* Instructions for the task
Your task is to locate every line holding the string "title" and to copy each of them.

--- START OF Data excerpts ---

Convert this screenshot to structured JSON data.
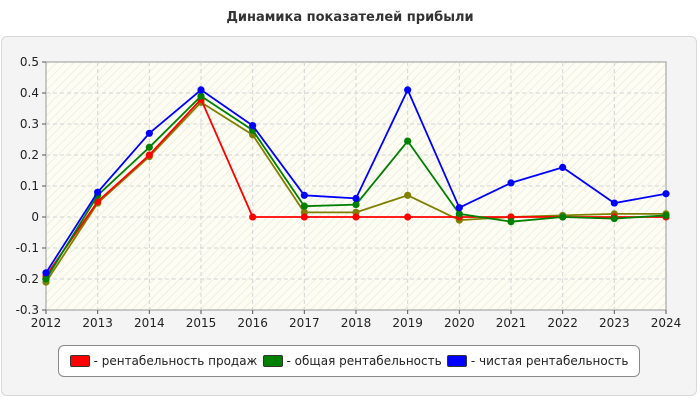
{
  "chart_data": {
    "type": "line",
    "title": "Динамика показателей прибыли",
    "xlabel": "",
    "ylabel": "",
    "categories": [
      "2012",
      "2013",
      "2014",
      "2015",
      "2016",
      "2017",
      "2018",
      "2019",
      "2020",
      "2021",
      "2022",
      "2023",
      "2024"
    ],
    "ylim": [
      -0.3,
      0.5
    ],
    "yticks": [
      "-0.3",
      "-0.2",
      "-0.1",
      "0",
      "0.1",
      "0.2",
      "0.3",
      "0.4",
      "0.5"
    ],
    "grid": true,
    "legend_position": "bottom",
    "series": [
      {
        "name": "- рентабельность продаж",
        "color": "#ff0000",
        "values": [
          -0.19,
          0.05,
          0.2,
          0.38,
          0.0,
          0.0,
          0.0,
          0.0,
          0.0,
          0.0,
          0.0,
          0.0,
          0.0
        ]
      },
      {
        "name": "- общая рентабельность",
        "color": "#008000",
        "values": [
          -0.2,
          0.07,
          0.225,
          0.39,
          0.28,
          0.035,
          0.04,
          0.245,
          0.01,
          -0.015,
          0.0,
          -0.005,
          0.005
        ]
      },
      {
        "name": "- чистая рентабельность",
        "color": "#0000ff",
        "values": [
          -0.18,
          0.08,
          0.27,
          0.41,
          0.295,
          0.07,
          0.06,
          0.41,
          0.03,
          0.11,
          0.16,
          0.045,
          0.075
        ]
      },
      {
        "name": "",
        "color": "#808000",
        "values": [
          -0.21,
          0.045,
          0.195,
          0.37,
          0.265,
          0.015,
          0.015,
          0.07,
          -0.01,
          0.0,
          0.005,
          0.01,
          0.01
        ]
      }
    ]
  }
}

--- END OF Data excerpts ---
--- START OF Data excerpts ---

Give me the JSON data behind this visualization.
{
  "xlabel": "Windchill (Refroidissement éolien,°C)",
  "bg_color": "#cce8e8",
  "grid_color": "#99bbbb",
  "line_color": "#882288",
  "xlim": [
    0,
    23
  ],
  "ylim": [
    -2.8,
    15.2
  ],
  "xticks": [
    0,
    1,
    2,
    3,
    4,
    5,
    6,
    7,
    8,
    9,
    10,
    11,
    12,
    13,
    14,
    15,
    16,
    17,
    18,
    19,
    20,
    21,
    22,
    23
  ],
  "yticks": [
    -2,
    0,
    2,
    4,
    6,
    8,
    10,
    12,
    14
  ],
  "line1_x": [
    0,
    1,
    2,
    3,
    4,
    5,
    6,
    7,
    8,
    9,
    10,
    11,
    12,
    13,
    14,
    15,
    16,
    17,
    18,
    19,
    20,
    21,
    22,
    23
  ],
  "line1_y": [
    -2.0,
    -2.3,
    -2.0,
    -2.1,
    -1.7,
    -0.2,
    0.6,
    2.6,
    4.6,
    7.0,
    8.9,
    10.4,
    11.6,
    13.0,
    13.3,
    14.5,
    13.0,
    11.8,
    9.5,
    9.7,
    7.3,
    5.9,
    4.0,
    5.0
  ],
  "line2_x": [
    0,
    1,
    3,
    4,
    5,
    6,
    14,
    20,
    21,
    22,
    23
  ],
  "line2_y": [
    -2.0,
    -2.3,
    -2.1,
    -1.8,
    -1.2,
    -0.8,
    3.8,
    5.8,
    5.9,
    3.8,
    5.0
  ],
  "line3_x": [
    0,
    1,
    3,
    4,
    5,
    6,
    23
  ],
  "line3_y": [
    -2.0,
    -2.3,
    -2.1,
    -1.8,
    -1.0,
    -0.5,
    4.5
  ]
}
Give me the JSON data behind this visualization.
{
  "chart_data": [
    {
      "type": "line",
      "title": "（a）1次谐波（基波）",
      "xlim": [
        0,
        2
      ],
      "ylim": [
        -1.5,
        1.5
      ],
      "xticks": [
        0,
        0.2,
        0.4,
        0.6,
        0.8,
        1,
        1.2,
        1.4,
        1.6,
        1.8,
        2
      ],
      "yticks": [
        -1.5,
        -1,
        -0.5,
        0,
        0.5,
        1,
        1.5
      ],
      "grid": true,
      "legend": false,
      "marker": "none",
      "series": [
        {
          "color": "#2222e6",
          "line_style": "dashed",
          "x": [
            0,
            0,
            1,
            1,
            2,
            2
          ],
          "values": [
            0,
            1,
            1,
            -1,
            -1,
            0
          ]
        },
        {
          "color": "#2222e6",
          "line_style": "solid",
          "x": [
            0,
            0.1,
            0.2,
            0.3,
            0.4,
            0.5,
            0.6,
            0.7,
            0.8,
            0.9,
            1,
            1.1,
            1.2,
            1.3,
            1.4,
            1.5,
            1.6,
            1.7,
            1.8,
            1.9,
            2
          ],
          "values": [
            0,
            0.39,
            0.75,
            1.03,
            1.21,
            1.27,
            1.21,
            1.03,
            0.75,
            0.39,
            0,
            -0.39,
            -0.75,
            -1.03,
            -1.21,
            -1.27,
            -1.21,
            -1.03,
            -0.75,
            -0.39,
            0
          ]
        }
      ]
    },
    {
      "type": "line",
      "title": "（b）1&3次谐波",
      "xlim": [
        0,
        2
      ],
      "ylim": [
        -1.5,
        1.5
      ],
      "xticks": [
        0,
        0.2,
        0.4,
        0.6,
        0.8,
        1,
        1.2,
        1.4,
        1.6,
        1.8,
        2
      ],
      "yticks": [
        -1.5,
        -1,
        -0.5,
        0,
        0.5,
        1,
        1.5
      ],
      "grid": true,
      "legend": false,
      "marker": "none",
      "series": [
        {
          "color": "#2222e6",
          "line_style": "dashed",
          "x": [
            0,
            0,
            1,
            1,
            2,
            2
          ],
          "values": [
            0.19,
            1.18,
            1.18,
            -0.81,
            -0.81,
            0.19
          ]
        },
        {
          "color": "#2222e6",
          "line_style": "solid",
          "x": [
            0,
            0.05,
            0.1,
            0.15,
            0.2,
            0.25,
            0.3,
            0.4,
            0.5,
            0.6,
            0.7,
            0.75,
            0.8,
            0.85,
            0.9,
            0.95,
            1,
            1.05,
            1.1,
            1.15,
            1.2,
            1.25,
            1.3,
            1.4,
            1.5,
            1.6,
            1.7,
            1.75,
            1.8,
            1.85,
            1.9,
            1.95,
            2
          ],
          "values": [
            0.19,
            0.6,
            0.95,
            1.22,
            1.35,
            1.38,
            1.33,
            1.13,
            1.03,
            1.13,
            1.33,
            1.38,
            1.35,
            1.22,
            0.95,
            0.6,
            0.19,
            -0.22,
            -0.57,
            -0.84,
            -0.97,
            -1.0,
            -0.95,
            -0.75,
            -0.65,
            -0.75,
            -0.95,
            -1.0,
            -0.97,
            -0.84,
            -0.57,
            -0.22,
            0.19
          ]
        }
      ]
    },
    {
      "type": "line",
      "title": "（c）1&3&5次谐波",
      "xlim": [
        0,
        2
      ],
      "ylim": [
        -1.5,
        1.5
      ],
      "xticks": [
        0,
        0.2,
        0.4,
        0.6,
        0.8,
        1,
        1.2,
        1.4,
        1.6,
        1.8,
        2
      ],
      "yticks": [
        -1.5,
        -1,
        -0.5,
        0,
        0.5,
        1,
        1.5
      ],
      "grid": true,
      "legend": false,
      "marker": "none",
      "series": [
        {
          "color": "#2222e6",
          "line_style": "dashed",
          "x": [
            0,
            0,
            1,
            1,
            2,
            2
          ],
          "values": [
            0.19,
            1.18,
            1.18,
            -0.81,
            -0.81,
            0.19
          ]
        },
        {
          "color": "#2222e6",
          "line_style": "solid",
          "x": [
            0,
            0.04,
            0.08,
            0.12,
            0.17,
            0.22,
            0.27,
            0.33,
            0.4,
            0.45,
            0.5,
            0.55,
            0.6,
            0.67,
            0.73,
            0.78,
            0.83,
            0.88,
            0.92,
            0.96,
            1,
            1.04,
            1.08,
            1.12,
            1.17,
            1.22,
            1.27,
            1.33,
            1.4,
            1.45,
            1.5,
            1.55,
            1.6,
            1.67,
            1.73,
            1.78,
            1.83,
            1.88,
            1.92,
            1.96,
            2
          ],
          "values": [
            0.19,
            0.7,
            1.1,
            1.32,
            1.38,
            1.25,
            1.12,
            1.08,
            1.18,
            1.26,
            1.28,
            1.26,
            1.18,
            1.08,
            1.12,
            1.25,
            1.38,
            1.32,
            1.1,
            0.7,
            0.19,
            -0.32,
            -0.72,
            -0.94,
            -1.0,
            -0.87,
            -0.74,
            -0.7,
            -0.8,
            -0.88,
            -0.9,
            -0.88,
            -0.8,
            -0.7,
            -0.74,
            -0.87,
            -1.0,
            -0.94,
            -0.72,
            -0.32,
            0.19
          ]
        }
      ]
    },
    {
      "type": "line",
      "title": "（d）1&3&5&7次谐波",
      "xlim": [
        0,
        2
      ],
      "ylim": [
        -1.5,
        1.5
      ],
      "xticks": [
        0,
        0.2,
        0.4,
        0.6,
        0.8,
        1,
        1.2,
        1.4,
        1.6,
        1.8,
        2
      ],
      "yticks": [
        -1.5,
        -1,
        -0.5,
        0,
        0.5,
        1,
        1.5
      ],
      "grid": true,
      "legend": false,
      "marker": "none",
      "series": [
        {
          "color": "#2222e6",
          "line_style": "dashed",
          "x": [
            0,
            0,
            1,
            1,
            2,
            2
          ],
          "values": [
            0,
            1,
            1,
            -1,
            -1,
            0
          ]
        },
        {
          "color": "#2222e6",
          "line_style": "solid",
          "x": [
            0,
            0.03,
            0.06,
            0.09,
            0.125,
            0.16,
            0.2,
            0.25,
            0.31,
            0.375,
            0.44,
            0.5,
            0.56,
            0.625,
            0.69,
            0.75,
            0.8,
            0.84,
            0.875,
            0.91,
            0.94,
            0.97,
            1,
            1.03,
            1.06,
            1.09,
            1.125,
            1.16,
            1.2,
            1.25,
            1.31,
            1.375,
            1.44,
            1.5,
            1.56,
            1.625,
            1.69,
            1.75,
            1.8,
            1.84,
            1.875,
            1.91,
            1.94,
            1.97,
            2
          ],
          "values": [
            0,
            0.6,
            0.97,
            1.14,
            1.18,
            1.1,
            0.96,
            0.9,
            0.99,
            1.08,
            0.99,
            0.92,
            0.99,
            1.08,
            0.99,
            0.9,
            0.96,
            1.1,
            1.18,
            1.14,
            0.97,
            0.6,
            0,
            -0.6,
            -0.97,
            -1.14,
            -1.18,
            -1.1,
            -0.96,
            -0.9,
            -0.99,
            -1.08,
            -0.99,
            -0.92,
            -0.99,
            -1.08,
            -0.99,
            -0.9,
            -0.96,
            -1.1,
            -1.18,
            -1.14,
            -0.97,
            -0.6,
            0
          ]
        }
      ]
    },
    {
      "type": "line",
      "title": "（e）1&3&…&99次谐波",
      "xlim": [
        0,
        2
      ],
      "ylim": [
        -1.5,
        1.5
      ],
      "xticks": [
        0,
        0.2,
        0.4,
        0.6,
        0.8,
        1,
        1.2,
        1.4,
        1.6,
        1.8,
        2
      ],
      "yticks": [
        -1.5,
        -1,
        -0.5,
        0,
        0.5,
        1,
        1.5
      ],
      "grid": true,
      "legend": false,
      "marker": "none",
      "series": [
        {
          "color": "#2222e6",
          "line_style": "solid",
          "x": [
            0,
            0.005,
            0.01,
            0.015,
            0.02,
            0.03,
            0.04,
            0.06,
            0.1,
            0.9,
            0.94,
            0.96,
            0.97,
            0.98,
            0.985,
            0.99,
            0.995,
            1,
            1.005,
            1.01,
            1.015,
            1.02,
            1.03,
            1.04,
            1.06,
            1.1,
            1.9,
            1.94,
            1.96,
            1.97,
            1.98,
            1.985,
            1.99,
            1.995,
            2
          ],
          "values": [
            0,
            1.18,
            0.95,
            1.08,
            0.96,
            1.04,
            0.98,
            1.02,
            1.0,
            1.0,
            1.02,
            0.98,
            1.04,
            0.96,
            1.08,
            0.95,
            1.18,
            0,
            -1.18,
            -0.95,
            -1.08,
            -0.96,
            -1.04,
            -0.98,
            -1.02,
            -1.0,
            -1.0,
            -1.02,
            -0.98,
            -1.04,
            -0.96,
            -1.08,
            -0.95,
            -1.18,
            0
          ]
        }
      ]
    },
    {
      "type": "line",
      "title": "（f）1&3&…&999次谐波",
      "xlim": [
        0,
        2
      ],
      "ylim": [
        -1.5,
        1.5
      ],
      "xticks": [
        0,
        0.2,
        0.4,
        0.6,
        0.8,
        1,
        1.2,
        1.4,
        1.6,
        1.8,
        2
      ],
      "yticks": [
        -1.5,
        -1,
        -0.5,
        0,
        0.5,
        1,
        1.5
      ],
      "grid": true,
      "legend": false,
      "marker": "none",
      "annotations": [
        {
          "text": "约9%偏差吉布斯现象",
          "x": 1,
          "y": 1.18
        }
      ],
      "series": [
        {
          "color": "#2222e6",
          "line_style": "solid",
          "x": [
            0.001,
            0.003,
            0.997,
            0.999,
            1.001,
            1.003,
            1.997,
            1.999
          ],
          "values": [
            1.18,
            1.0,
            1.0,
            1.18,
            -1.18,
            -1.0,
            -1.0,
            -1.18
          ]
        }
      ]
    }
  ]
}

--- END OF Data excerpts ---
--- START OF Data excerpts ---

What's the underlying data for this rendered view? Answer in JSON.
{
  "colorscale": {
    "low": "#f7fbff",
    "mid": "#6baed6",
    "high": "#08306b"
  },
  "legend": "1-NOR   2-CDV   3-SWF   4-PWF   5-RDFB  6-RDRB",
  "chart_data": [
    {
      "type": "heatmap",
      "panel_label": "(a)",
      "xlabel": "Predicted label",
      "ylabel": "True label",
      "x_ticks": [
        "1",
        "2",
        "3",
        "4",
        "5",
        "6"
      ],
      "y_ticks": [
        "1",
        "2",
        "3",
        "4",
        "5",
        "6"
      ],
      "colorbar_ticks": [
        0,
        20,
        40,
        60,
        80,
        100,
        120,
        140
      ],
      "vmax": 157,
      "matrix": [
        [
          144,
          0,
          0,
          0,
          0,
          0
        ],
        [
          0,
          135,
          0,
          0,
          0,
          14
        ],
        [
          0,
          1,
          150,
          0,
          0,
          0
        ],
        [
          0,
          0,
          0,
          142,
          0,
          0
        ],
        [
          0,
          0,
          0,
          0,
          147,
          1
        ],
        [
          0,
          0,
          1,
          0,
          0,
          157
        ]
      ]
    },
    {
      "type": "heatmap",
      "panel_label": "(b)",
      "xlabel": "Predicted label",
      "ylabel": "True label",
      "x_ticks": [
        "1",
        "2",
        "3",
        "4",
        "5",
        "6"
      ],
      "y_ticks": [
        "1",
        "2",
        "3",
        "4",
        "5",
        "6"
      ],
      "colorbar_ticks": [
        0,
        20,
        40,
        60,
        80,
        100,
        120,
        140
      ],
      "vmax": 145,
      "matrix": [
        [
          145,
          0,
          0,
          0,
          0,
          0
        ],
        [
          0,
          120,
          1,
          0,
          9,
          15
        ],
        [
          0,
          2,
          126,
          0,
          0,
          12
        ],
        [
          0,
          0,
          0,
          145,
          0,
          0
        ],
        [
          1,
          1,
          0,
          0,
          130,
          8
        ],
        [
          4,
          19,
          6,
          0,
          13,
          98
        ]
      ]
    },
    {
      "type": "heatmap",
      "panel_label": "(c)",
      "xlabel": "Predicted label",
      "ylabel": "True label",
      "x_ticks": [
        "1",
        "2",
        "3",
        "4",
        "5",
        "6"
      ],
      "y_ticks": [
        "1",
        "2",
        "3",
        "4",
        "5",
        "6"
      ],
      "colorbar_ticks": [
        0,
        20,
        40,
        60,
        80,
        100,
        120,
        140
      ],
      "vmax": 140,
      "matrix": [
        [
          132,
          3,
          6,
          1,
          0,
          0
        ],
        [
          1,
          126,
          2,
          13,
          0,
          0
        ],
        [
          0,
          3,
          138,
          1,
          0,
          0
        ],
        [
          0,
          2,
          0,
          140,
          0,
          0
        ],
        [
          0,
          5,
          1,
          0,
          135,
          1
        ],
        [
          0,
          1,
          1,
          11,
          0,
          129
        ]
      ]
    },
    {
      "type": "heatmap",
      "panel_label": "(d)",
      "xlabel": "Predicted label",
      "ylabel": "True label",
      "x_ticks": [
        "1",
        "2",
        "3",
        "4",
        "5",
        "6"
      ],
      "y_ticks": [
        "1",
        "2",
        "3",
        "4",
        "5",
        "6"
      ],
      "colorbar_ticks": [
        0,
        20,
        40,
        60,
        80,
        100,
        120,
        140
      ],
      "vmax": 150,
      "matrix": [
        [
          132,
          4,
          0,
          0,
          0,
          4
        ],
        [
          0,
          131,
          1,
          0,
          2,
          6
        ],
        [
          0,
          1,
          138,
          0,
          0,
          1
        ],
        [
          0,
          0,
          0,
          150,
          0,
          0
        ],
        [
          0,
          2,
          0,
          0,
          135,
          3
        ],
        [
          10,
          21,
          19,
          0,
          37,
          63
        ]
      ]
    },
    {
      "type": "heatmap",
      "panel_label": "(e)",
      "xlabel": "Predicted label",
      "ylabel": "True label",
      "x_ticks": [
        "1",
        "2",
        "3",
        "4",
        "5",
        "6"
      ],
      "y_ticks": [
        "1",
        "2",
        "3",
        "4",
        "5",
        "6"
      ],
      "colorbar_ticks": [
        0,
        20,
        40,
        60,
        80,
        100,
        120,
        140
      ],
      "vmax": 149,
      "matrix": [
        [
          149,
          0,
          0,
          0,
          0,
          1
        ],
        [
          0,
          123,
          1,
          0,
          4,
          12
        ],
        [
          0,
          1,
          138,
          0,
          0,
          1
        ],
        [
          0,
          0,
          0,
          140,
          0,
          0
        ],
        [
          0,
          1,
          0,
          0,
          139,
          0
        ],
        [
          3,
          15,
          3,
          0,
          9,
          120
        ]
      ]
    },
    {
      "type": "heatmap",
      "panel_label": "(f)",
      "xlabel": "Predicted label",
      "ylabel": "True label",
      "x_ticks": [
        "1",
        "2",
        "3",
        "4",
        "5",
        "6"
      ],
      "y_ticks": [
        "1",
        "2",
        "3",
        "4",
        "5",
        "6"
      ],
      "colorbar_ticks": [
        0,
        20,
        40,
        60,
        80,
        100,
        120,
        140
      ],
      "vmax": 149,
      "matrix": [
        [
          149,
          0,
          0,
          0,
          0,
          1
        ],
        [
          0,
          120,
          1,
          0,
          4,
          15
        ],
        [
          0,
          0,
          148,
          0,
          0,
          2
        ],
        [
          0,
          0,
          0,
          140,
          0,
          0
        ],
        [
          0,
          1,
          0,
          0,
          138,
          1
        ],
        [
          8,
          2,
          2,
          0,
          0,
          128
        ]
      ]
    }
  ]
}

--- END OF Data excerpts ---

* Written answer
    "title": "Динамика показателей прибыли",
      "title": "（a）1次谐波（基波）",
      "title": "（b）1&3次谐波",
      "title": "（c）1&3&5次谐波",
      "title": "（d）1&3&5&7次谐波",
      "title": "（e）1&3&…&99次谐波",
      "title": "（f）1&3&…&999次谐波",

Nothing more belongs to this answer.